What to do:
Write out each record below exactly as it appears, with no pictures.

Material provided:
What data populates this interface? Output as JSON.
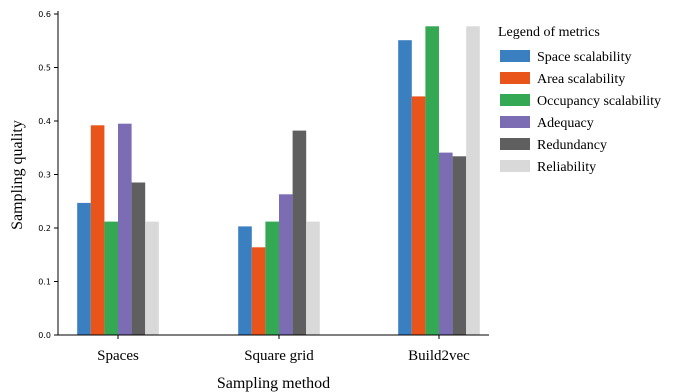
{
  "chart_data": {
    "type": "bar",
    "title": "",
    "xlabel": "Sampling method",
    "ylabel": "Sampling quality",
    "categories": [
      "Spaces",
      "Square grid",
      "Build2vec"
    ],
    "ylim": [
      0,
      0.6
    ],
    "yticks": [
      0.0,
      0.1,
      0.2,
      0.3,
      0.4,
      0.5,
      0.6
    ],
    "ytick_labels": [
      "0.0",
      "0.1",
      "0.2",
      "0.3",
      "0.4",
      "0.5",
      "0.6"
    ],
    "grid": false,
    "legend": {
      "title": "Legend of metrics",
      "placement": "outside-right"
    },
    "series": [
      {
        "name": "Space scalability",
        "color": "#3a7fbf",
        "values": [
          0.247,
          0.203,
          0.551
        ]
      },
      {
        "name": "Area scalability",
        "color": "#e8541a",
        "values": [
          0.392,
          0.164,
          0.446
        ]
      },
      {
        "name": "Occupancy scalability",
        "color": "#35a853",
        "values": [
          0.212,
          0.212,
          0.577
        ]
      },
      {
        "name": "Adequacy",
        "color": "#7b6cb3",
        "values": [
          0.395,
          0.263,
          0.341
        ]
      },
      {
        "name": "Redundancy",
        "color": "#5f5f5f",
        "values": [
          0.285,
          0.382,
          0.334
        ]
      },
      {
        "name": "Reliability",
        "color": "#d9d9d9",
        "values": [
          0.212,
          0.212,
          0.577
        ]
      }
    ]
  }
}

Answer:
What data populates this interface? Output as JSON.
{
  "chart_data": {
    "type": "bar",
    "title": "",
    "xlabel": "Sampling method",
    "ylabel": "Sampling quality",
    "categories": [
      "Spaces",
      "Square grid",
      "Build2vec"
    ],
    "ylim": [
      0,
      0.6
    ],
    "yticks": [
      0.0,
      0.1,
      0.2,
      0.3,
      0.4,
      0.5,
      0.6
    ],
    "ytick_labels": [
      "0.0",
      "0.1",
      "0.2",
      "0.3",
      "0.4",
      "0.5",
      "0.6"
    ],
    "grid": false,
    "legend": {
      "title": "Legend of metrics",
      "placement": "outside-right"
    },
    "series": [
      {
        "name": "Space scalability",
        "color": "#3a7fbf",
        "values": [
          0.247,
          0.203,
          0.551
        ]
      },
      {
        "name": "Area scalability",
        "color": "#e8541a",
        "values": [
          0.392,
          0.164,
          0.446
        ]
      },
      {
        "name": "Occupancy scalability",
        "color": "#35a853",
        "values": [
          0.212,
          0.212,
          0.577
        ]
      },
      {
        "name": "Adequacy",
        "color": "#7b6cb3",
        "values": [
          0.395,
          0.263,
          0.341
        ]
      },
      {
        "name": "Redundancy",
        "color": "#5f5f5f",
        "values": [
          0.285,
          0.382,
          0.334
        ]
      },
      {
        "name": "Reliability",
        "color": "#d9d9d9",
        "values": [
          0.212,
          0.212,
          0.577
        ]
      }
    ]
  }
}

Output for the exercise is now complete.